== GIVEN ENTRIES
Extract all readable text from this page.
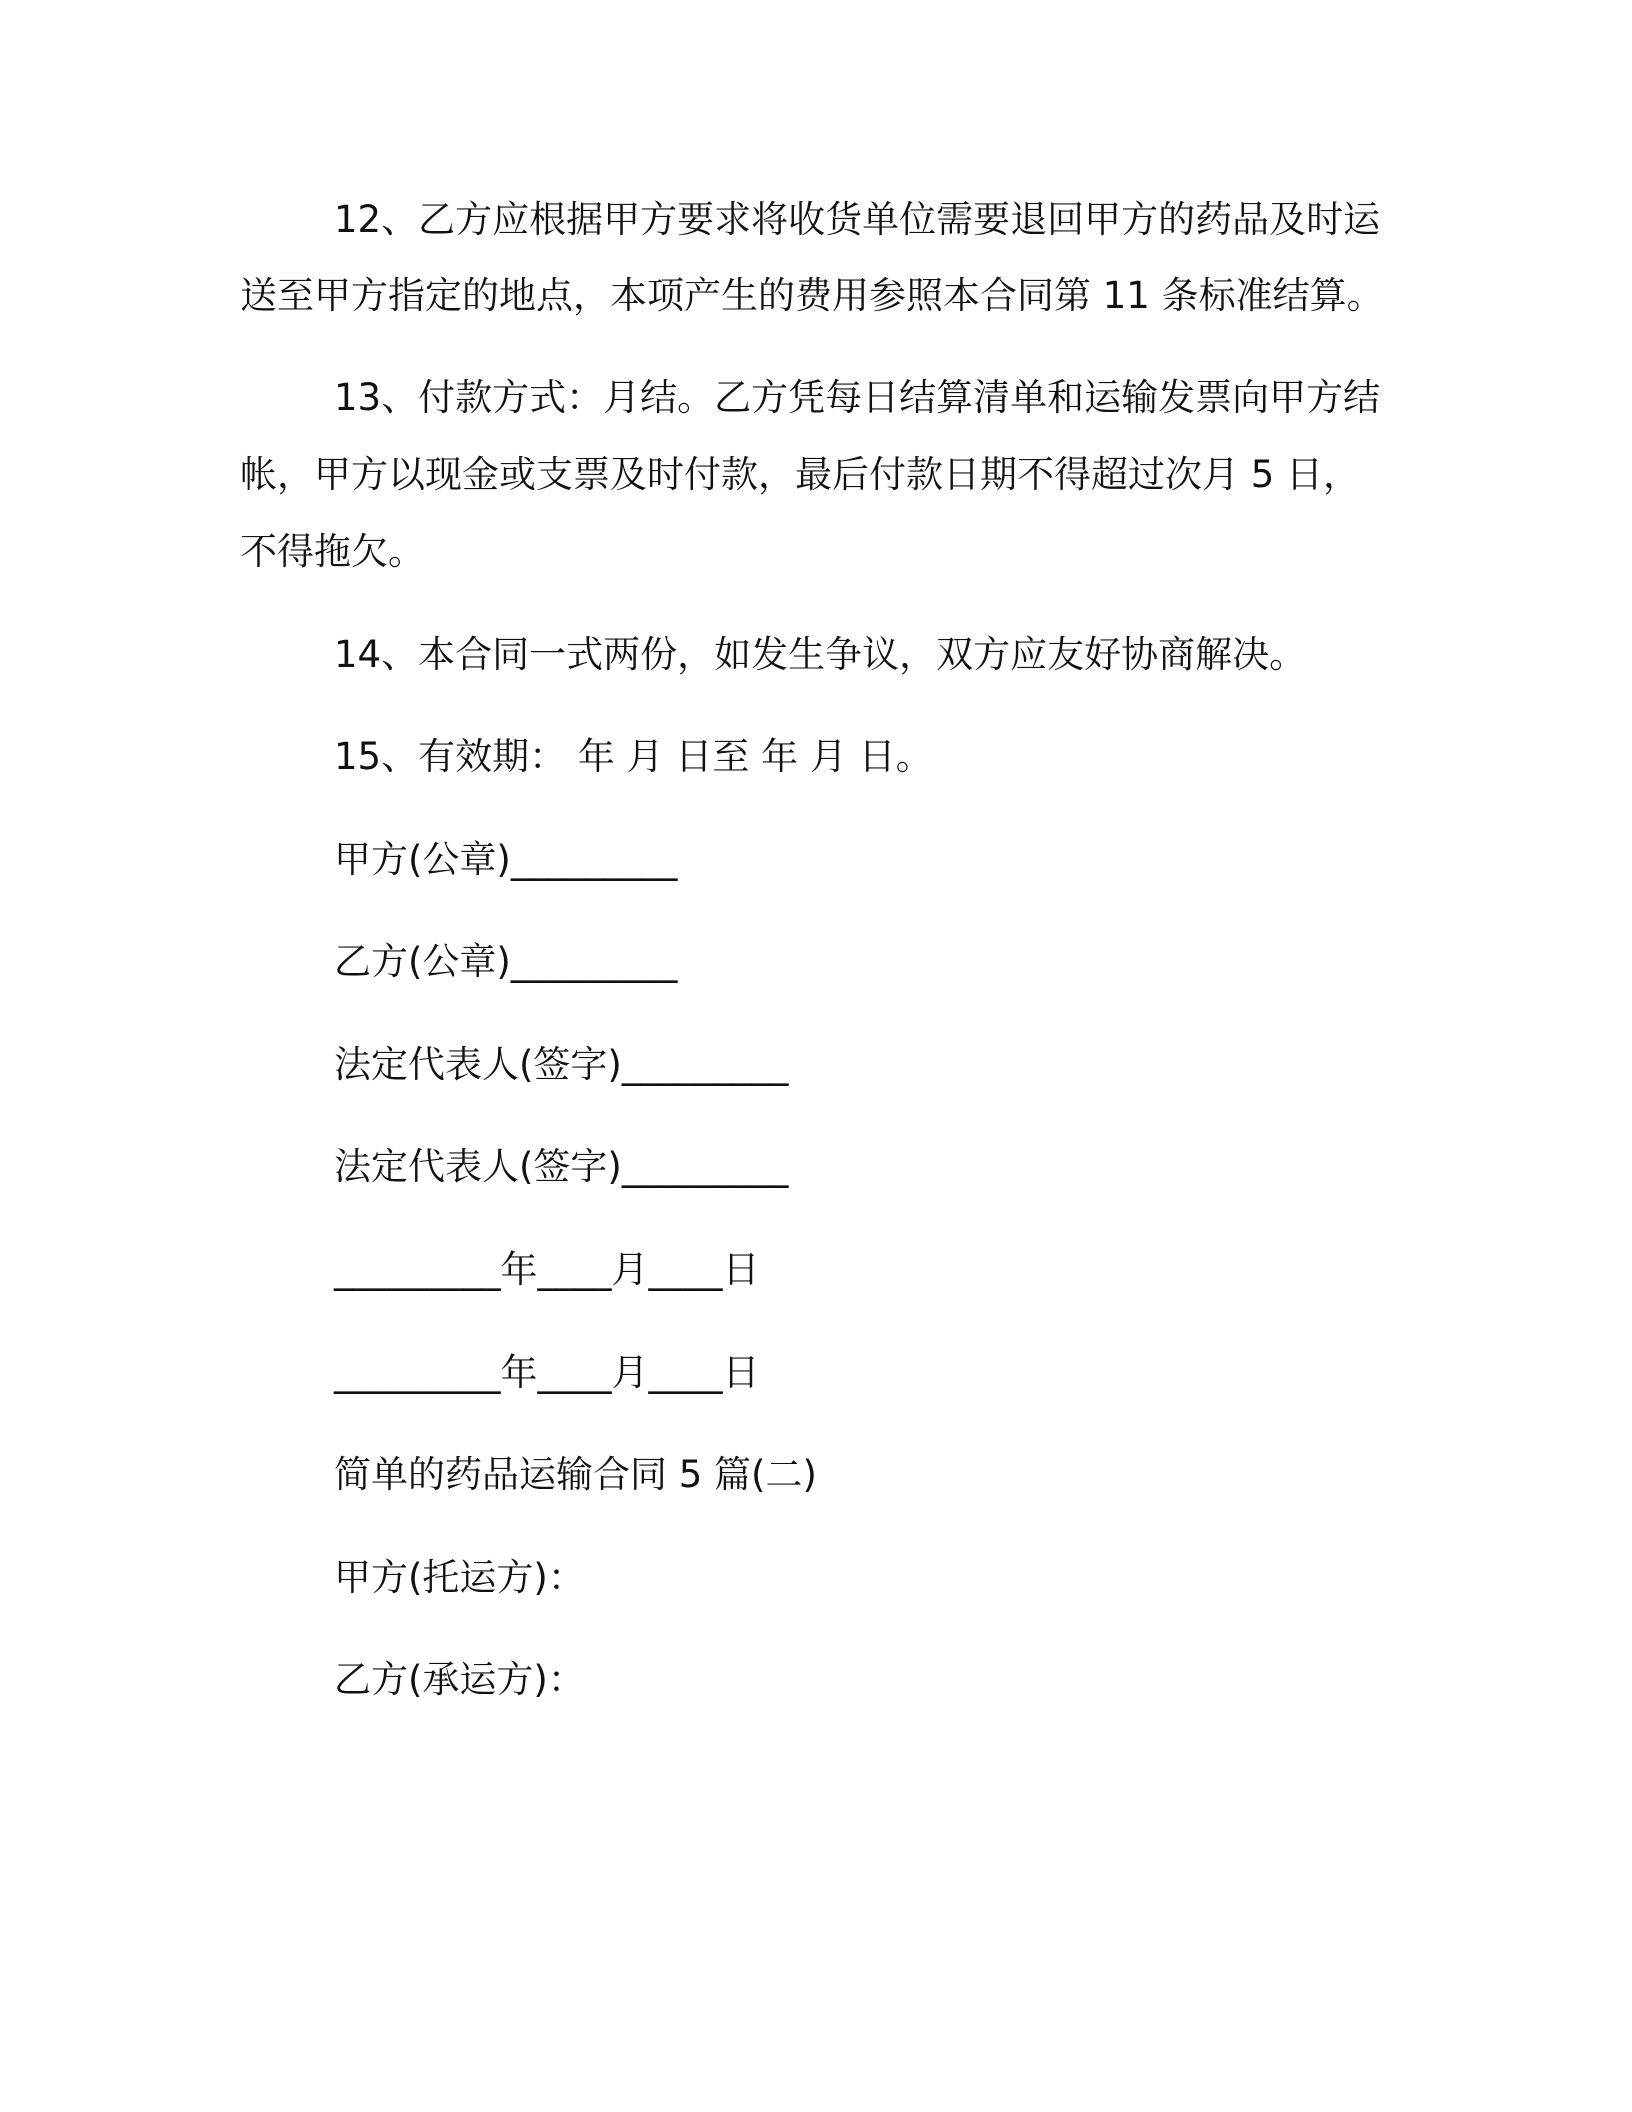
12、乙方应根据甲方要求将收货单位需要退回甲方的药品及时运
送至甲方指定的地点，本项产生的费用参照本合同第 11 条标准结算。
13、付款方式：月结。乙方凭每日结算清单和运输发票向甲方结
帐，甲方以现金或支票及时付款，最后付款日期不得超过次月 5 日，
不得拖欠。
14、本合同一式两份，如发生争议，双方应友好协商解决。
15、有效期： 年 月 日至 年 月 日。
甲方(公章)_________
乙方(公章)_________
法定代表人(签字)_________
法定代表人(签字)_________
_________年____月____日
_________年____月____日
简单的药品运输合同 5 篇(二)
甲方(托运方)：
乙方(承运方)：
====
Retype each entry precisely. Skip images entirely.

Extract all readable text from this page.
12、乙方应根据甲方要求将收货单位需要退回甲方的药品及时运
送至甲方指定的地点，本项产生的费用参照本合同第 11 条标准结算。
13、付款方式：月结。乙方凭每日结算清单和运输发票向甲方结
帐，甲方以现金或支票及时付款，最后付款日期不得超过次月 5 日，
不得拖欠。
14、本合同一式两份，如发生争议，双方应友好协商解决。
15、有效期： 年 月 日至 年 月 日。
甲方(公章)_________
乙方(公章)_________
法定代表人(签字)_________
法定代表人(签字)_________
_________年____月____日
_________年____月____日
简单的药品运输合同 5 篇(二)
甲方(托运方)：
乙方(承运方)：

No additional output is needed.